DATA EXCERPTS
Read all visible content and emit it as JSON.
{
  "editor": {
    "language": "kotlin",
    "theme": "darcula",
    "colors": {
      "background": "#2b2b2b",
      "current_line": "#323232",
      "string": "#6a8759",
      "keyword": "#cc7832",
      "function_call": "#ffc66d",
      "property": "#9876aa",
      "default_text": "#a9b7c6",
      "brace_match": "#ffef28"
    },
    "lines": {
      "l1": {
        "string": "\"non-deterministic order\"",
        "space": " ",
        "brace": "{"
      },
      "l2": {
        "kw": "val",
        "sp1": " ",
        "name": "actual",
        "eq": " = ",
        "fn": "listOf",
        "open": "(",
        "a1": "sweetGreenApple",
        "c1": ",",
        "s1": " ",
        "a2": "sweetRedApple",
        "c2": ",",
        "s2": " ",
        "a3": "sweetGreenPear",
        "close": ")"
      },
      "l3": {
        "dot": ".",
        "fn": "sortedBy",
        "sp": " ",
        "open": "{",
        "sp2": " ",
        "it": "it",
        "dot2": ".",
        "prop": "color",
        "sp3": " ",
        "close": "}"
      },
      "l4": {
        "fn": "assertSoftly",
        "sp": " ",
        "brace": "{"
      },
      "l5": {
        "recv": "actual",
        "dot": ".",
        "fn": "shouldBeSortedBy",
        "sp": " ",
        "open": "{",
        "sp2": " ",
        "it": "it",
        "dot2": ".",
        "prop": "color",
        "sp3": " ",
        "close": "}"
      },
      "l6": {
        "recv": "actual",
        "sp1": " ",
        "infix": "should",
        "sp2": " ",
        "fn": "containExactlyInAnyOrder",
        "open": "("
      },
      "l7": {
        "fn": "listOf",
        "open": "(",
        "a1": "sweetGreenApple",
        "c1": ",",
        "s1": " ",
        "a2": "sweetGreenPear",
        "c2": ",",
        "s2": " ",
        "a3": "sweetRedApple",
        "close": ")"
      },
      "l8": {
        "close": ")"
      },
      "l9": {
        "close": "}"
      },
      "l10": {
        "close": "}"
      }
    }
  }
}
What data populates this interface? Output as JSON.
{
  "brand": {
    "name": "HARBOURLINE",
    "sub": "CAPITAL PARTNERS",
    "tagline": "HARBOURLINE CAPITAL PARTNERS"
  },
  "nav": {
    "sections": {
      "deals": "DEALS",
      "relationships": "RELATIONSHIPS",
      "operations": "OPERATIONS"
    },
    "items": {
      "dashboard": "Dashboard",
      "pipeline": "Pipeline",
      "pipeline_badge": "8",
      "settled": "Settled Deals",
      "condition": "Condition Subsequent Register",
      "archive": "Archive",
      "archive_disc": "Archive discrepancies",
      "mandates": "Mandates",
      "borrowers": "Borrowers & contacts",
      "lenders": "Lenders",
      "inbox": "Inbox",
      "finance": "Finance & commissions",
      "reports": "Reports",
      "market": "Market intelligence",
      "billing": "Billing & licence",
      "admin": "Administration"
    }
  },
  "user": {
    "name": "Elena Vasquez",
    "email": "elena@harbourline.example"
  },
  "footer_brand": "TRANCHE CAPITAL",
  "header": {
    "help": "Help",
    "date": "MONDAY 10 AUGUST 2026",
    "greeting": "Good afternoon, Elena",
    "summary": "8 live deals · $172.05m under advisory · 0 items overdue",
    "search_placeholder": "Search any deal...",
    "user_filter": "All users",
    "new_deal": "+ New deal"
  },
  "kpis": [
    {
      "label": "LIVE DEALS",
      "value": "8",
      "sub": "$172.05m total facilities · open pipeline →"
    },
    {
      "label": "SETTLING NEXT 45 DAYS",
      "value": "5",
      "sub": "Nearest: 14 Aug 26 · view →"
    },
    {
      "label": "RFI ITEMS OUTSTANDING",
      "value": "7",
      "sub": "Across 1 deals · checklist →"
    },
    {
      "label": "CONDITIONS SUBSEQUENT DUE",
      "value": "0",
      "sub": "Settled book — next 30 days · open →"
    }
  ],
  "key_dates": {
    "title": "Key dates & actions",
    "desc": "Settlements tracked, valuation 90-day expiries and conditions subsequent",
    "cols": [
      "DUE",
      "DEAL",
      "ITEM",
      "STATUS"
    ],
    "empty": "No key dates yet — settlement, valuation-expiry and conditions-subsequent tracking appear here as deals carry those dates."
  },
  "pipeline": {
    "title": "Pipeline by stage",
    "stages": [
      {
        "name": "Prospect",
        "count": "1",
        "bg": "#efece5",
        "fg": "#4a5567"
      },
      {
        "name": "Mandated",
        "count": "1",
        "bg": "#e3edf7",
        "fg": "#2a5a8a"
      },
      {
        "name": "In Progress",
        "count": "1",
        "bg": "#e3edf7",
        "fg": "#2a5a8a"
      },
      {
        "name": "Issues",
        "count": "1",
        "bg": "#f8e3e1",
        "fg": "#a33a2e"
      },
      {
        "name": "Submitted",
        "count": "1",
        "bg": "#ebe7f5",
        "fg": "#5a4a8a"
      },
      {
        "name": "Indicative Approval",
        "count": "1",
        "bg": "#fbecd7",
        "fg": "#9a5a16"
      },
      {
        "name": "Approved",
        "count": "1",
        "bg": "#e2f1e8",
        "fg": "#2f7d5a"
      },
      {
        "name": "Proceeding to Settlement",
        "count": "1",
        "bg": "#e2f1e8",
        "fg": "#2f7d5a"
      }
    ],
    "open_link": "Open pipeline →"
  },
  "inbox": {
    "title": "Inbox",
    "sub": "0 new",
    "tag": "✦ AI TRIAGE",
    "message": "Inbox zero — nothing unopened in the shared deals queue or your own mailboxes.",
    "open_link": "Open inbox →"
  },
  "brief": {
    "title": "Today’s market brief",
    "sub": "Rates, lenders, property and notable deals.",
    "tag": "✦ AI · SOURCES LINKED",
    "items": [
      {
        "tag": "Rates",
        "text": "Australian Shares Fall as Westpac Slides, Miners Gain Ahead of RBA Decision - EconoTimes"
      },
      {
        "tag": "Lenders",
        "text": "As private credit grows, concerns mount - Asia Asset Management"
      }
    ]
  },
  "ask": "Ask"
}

WHAT IS NEEDED
Reproduce each entry from the records above, character for character.

REPLY TO THE TASK
Read all visible content and emit it as JSON.
{
  "editor": {
    "language": "kotlin",
    "theme": "darcula",
    "colors": {
      "background": "#2b2b2b",
      "current_line": "#323232",
      "string": "#6a8759",
      "keyword": "#cc7832",
      "function_call": "#ffc66d",
      "property": "#9876aa",
      "default_text": "#a9b7c6",
      "brace_match": "#ffef28"
    },
    "lines": {
      "l1": {
        "string": "\"non-deterministic order\"",
        "space": " ",
        "brace": "{"
      },
      "l2": {
        "kw": "val",
        "sp1": " ",
        "name": "actual",
        "eq": " = ",
        "fn": "listOf",
        "open": "(",
        "a1": "sweetGreenApple",
        "c1": ",",
        "s1": " ",
        "a2": "sweetRedApple",
        "c2": ",",
        "s2": " ",
        "a3": "sweetGreenPear",
        "close": ")"
      },
      "l3": {
        "dot": ".",
        "fn": "sortedBy",
        "sp": " ",
        "open": "{",
        "sp2": " ",
        "it": "it",
        "dot2": ".",
        "prop": "color",
        "sp3": " ",
        "close": "}"
      },
      "l4": {
        "fn": "assertSoftly",
        "sp": " ",
        "brace": "{"
      },
      "l5": {
        "recv": "actual",
        "dot": ".",
        "fn": "shouldBeSortedBy",
        "sp": " ",
        "open": "{",
        "sp2": " ",
        "it": "it",
        "dot2": ".",
        "prop": "color",
        "sp3": " ",
        "close": "}"
      },
      "l6": {
        "recv": "actual",
        "sp1": " ",
        "infix": "should",
        "sp2": " ",
        "fn": "containExactlyInAnyOrder",
        "open": "("
      },
      "l7": {
        "fn": "listOf",
        "open": "(",
        "a1": "sweetGreenApple",
        "c1": ",",
        "s1": " ",
        "a2": "sweetGreenPear",
        "c2": ",",
        "s2": " ",
        "a3": "sweetRedApple",
        "close": ")"
      },
      "l8": {
        "close": ")"
      },
      "l9": {
        "close": "}"
      },
      "l10": {
        "close": "}"
      }
    }
  }
}
What data populates this interface? Output as JSON.
{
  "brand": {
    "name": "HARBOURLINE",
    "sub": "CAPITAL PARTNERS",
    "tagline": "HARBOURLINE CAPITAL PARTNERS"
  },
  "nav": {
    "sections": {
      "deals": "DEALS",
      "relationships": "RELATIONSHIPS",
      "operations": "OPERATIONS"
    },
    "items": {
      "dashboard": "Dashboard",
      "pipeline": "Pipeline",
      "pipeline_badge": "8",
      "settled": "Settled Deals",
      "condition": "Condition Subsequent Register",
      "archive": "Archive",
      "archive_disc": "Archive discrepancies",
      "mandates": "Mandates",
      "borrowers": "Borrowers & contacts",
      "lenders": "Lenders",
      "inbox": "Inbox",
      "finance": "Finance & commissions",
      "reports": "Reports",
      "market": "Market intelligence",
      "billing": "Billing & licence",
      "admin": "Administration"
    }
  },
  "user": {
    "name": "Elena Vasquez",
    "email": "elena@harbourline.example"
  },
  "footer_brand": "TRANCHE CAPITAL",
  "header": {
    "help": "Help",
    "date": "MONDAY 10 AUGUST 2026",
    "greeting": "Good afternoon, Elena",
    "summary": "8 live deals · $172.05m under advisory · 0 items overdue",
    "search_placeholder": "Search any deal...",
    "user_filter": "All users",
    "new_deal": "+ New deal"
  },
  "kpis": [
    {
      "label": "LIVE DEALS",
      "value": "8",
      "sub": "$172.05m total facilities · open pipeline →"
    },
    {
      "label": "SETTLING NEXT 45 DAYS",
      "value": "5",
      "sub": "Nearest: 14 Aug 26 · view →"
    },
    {
      "label": "RFI ITEMS OUTSTANDING",
      "value": "7",
      "sub": "Across 1 deals · checklist →"
    },
    {
      "label": "CONDITIONS SUBSEQUENT DUE",
      "value": "0",
      "sub": "Settled book — next 30 days · open →"
    }
  ],
  "key_dates": {
    "title": "Key dates & actions",
    "desc": "Settlements tracked, valuation 90-day expiries and conditions subsequent",
    "cols": [
      "DUE",
      "DEAL",
      "ITEM",
      "STATUS"
    ],
    "empty": "No key dates yet — settlement, valuation-expiry and conditions-subsequent tracking appear here as deals carry those dates."
  },
  "pipeline": {
    "title": "Pipeline by stage",
    "stages": [
      {
        "name": "Prospect",
        "count": "1",
        "bg": "#efece5",
        "fg": "#4a5567"
      },
      {
        "name": "Mandated",
        "count": "1",
        "bg": "#e3edf7",
        "fg": "#2a5a8a"
      },
      {
        "name": "In Progress",
        "count": "1",
        "bg": "#e3edf7",
        "fg": "#2a5a8a"
      },
      {
        "name": "Issues",
        "count": "1",
        "bg": "#f8e3e1",
        "fg": "#a33a2e"
      },
      {
        "name": "Submitted",
        "count": "1",
        "bg": "#ebe7f5",
        "fg": "#5a4a8a"
      },
      {
        "name": "Indicative Approval",
        "count": "1",
        "bg": "#fbecd7",
        "fg": "#9a5a16"
      },
      {
        "name": "Approved",
        "count": "1",
        "bg": "#e2f1e8",
        "fg": "#2f7d5a"
      },
      {
        "name": "Proceeding to Settlement",
        "count": "1",
        "bg": "#e2f1e8",
        "fg": "#2f7d5a"
      }
    ],
    "open_link": "Open pipeline →"
  },
  "inbox": {
    "title": "Inbox",
    "sub": "0 new",
    "tag": "✦ AI TRIAGE",
    "message": "Inbox zero — nothing unopened in the shared deals queue or your own mailboxes.",
    "open_link": "Open inbox →"
  },
  "brief": {
    "title": "Today’s market brief",
    "sub": "Rates, lenders, property and notable deals.",
    "tag": "✦ AI · SOURCES LINKED",
    "items": [
      {
        "tag": "Rates",
        "text": "Australian Shares Fall as Westpac Slides, Miners Gain Ahead of RBA Decision - EconoTimes"
      },
      {
        "tag": "Lenders",
        "text": "As private credit grows, concerns mount - Asia Asset Management"
      }
    ]
  },
  "ask": "Ask"
}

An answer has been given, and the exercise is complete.